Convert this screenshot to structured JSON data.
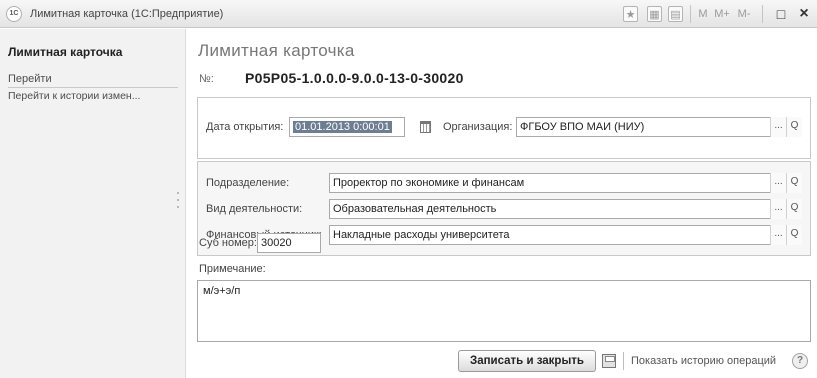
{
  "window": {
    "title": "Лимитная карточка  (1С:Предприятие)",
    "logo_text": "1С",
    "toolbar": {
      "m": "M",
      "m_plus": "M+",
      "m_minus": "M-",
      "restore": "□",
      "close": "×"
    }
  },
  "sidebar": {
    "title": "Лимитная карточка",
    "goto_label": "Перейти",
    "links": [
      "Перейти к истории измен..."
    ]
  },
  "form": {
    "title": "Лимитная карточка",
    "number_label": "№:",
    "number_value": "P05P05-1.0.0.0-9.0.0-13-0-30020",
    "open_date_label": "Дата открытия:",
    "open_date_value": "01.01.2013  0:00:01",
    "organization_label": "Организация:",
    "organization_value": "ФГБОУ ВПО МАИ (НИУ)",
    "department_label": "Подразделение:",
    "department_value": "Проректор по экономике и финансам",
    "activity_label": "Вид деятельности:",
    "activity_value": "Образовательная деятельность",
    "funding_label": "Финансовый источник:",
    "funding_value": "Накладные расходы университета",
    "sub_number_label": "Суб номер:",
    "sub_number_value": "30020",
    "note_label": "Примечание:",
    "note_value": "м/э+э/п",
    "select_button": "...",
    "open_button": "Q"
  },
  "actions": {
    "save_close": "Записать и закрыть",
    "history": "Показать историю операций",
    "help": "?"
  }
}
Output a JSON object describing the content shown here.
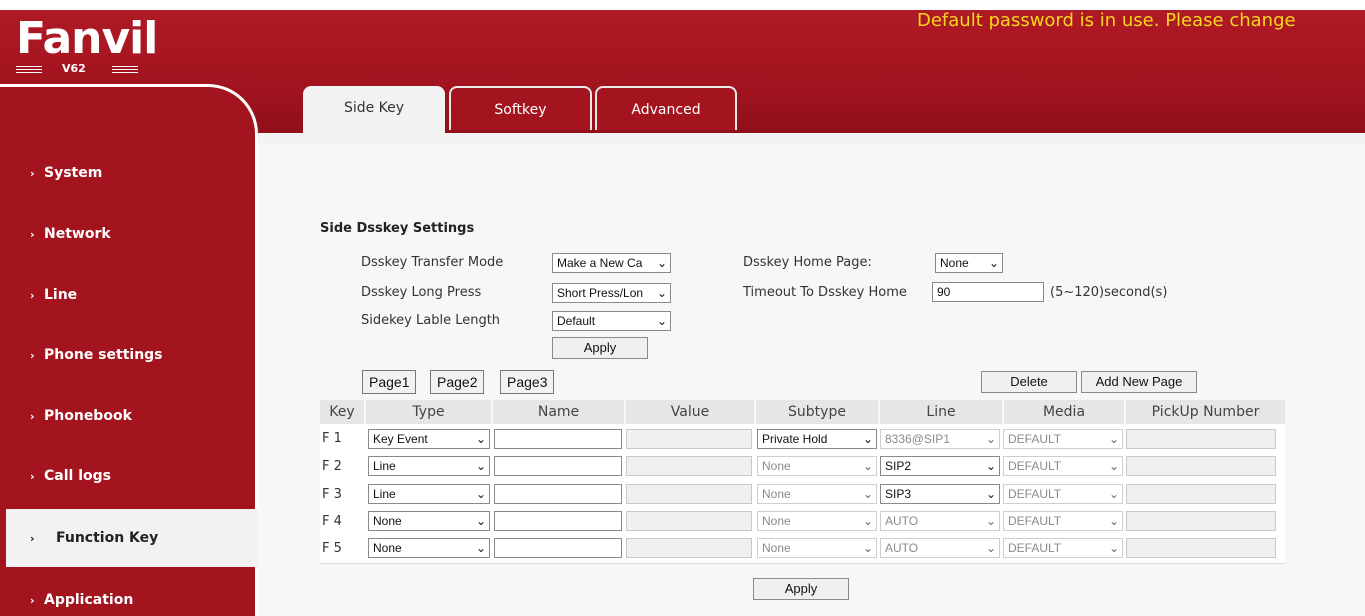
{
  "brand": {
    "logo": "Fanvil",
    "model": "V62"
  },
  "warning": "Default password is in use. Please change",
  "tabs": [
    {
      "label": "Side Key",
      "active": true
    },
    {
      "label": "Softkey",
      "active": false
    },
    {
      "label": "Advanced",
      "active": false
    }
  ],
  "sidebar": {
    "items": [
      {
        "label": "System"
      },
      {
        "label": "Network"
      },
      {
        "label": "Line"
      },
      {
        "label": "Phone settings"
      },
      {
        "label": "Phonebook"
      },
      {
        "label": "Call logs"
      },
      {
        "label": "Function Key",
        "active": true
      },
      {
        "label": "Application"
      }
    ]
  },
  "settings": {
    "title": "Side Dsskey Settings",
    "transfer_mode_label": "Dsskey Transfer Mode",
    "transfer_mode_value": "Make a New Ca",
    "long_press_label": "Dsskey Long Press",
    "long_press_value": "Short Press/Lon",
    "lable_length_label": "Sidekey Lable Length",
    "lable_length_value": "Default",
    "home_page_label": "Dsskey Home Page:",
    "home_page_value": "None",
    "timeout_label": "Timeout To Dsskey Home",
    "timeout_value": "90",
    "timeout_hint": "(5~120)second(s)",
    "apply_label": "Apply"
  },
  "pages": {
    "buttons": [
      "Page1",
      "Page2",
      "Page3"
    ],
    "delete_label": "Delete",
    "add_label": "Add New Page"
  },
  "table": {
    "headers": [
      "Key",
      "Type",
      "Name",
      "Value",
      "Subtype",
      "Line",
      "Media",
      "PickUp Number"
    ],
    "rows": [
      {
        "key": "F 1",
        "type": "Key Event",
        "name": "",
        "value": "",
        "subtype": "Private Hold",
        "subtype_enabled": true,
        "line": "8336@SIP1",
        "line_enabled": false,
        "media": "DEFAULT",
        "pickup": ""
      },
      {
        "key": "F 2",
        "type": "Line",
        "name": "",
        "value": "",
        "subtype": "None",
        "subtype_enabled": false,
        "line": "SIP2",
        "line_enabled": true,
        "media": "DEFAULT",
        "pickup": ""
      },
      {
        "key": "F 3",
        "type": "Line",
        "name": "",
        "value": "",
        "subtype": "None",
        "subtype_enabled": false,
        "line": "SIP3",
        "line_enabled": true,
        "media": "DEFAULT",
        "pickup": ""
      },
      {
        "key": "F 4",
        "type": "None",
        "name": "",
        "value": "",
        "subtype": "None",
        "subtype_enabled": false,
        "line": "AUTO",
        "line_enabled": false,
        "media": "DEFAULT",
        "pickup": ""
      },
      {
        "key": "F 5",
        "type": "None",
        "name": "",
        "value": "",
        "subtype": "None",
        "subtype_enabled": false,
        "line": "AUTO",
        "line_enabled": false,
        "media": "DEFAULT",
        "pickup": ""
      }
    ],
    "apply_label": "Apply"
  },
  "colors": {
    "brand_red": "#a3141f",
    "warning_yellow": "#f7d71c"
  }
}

-*-*-

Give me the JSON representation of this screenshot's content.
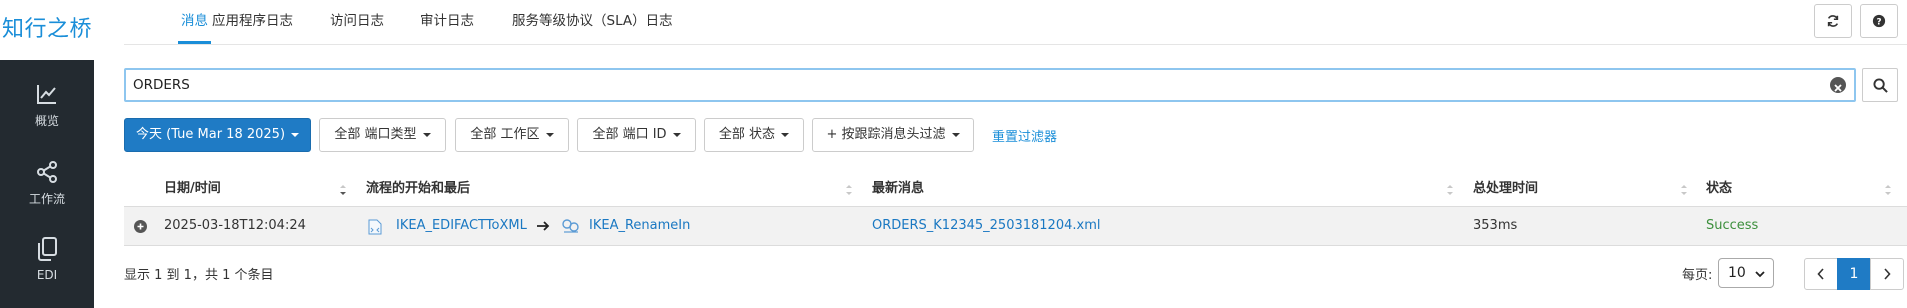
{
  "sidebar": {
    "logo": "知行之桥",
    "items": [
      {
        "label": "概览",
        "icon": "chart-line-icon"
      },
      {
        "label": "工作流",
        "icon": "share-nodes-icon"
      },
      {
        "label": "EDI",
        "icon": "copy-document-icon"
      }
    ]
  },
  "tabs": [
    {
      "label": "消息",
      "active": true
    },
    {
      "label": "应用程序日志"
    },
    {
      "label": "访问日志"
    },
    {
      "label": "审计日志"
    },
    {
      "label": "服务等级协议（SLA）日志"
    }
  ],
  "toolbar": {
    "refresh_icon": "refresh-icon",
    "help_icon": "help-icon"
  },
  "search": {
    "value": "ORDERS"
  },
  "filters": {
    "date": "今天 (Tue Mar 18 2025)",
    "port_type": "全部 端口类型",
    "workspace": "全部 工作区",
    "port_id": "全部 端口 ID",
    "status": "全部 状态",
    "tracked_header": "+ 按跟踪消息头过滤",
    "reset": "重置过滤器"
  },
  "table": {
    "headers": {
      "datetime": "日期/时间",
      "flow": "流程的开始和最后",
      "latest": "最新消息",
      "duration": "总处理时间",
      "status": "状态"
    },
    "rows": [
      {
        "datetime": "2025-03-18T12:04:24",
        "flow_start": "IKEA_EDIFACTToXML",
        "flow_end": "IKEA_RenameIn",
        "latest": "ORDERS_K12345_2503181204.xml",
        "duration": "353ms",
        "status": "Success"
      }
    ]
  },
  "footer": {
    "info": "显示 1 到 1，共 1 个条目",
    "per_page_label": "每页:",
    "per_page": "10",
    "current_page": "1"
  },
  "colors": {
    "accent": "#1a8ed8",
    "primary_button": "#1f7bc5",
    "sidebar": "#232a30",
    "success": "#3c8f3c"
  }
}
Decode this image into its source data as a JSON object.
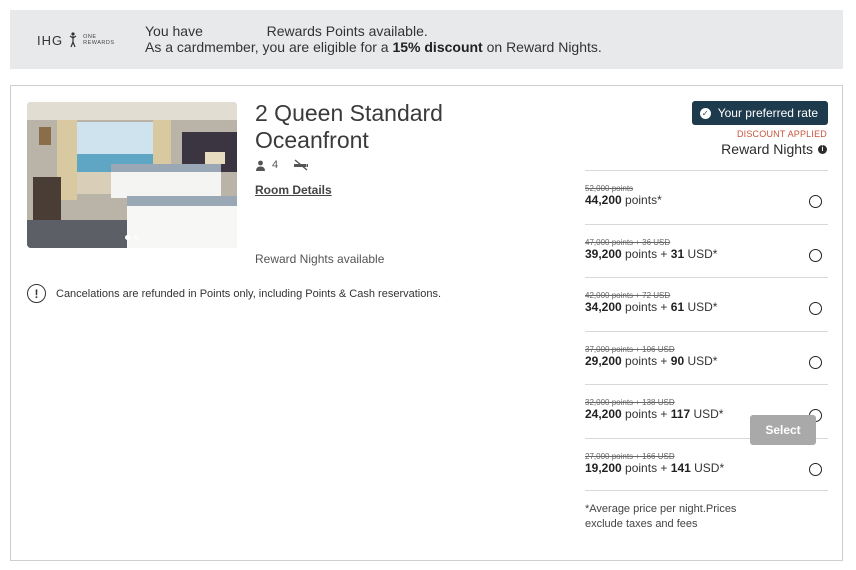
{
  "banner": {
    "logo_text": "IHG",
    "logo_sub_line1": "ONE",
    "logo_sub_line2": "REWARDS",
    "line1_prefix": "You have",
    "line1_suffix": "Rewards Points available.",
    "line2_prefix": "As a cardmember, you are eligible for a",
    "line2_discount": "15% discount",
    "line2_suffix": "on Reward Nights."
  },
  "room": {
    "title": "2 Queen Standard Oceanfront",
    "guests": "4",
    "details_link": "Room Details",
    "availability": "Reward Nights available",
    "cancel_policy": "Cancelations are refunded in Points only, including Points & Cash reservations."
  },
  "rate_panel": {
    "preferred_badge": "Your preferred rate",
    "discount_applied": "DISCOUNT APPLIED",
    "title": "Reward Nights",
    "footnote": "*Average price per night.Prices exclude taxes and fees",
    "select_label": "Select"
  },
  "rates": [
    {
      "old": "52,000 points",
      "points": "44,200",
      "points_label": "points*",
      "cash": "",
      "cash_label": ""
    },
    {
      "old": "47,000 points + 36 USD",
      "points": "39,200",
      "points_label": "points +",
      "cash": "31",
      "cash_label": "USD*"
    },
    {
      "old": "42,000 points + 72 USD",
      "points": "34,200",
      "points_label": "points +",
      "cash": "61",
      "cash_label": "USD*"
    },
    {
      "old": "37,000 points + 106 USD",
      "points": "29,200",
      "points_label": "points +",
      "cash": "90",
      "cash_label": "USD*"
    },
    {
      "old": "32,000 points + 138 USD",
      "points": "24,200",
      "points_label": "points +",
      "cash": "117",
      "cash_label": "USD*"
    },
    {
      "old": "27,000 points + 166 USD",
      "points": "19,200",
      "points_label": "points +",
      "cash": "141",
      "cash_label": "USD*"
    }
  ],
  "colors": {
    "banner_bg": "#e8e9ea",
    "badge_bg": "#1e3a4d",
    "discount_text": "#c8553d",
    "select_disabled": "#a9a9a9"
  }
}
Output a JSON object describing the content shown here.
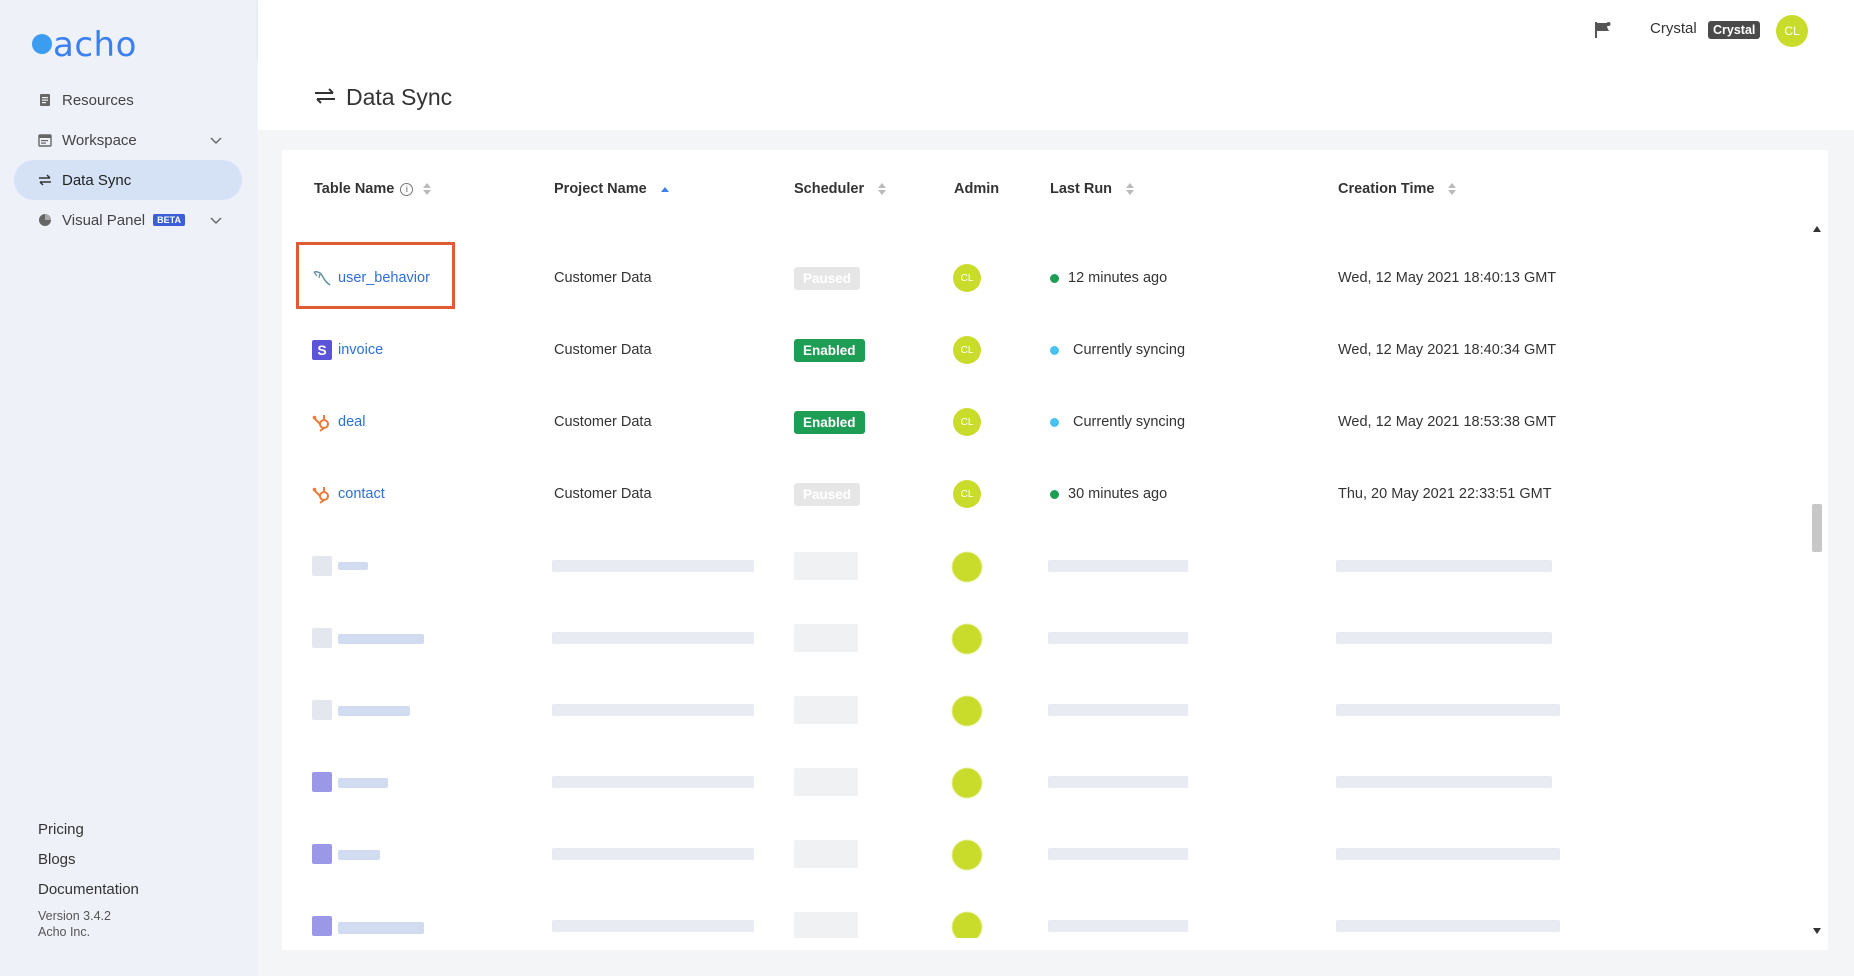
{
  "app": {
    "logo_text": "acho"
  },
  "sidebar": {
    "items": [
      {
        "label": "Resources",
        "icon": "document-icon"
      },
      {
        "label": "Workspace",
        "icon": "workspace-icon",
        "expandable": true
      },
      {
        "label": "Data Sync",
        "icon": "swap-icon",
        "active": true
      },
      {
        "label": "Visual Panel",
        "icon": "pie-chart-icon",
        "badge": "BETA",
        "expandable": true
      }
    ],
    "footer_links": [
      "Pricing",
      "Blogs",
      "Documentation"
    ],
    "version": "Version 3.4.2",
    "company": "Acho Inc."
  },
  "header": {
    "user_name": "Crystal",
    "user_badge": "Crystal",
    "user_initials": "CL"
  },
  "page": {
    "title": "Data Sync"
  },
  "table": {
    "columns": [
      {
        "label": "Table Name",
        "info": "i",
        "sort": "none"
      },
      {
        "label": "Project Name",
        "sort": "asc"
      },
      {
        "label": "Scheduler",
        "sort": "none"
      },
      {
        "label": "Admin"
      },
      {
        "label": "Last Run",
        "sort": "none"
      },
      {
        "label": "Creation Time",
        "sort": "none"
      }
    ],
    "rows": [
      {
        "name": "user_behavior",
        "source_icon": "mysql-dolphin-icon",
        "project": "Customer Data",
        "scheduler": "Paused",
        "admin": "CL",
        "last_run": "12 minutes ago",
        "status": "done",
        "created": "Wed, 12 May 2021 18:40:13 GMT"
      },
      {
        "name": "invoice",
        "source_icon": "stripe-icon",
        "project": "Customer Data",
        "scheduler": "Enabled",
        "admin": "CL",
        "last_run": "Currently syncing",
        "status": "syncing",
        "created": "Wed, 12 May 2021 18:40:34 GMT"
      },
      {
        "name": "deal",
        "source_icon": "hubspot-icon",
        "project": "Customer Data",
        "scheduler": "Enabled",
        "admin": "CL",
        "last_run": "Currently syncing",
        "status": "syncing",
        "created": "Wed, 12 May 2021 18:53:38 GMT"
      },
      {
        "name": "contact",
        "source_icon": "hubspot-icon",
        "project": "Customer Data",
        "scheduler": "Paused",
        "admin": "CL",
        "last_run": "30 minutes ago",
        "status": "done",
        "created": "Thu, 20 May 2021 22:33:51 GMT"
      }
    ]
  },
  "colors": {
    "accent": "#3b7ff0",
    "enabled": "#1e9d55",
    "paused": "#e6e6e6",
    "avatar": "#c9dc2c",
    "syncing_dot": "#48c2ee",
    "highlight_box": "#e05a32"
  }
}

-*-*-

■ EXERCISE INSTRUCTIONS: Pick out all lines containing the string "available".

■ COMPLETE OUTPUT:
    "line1_suffix": "Rewards Points available.",
    "availability": "Reward Nights available",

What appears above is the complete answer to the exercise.